#### GOAL
Entries follow. Set all of them down as they stand.

#### PROVIDED INFORMATION
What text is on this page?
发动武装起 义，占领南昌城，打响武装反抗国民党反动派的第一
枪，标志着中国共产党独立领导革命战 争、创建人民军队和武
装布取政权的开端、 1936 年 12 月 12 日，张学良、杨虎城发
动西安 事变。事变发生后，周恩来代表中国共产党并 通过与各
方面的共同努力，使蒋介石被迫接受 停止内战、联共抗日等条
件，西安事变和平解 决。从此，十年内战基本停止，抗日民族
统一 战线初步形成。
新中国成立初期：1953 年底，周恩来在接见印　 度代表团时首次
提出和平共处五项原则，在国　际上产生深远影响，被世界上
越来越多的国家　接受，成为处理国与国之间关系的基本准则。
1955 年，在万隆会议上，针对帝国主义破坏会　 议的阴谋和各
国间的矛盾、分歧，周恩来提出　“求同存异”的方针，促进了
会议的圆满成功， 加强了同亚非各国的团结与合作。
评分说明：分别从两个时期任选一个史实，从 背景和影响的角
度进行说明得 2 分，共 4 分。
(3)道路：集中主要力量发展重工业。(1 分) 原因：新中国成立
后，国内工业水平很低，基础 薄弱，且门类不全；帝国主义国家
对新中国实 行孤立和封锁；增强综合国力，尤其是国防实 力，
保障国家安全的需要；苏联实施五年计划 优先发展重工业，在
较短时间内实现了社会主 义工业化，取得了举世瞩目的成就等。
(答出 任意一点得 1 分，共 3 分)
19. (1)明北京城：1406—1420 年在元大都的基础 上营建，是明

#### FULL SOLUTION
What text is on this page?
发动武装起 义，占领南昌城，打响武装反抗国民党反动派的第一
枪，标志着中国共产党独立领导革命战 争、创建人民军队和武
装布取政权的开端、 1936 年 12 月 12 日，张学良、杨虎城发
动西安 事变。事变发生后，周恩来代表中国共产党并 通过与各
方面的共同努力，使蒋介石被迫接受 停止内战、联共抗日等条
件，西安事变和平解 决。从此，十年内战基本停止，抗日民族
统一 战线初步形成。
新中国成立初期：1953 年底，周恩来在接见印　 度代表团时首次
提出和平共处五项原则，在国　际上产生深远影响，被世界上
越来越多的国家　接受，成为处理国与国之间关系的基本准则。
1955 年，在万隆会议上，针对帝国主义破坏会　 议的阴谋和各
国间的矛盾、分歧，周恩来提出　“求同存异”的方针，促进了
会议的圆满成功， 加强了同亚非各国的团结与合作。
评分说明：分别从两个时期任选一个史实，从 背景和影响的角
度进行说明得 2 分，共 4 分。
(3)道路：集中主要力量发展重工业。(1 分) 原因：新中国成立
后，国内工业水平很低，基础 薄弱，且门类不全；帝国主义国家
对新中国实 行孤立和封锁；增强综合国力，尤其是国防实 力，
保障国家安全的需要；苏联实施五年计划 优先发展重工业，在
较短时间内实现了社会主 义工业化，取得了举世瞩目的成就等。
(答出 任意一点得 1 分，共 3 分)
19. (1)明北京城：1406—1420 年在元大都的基础 上营建，是明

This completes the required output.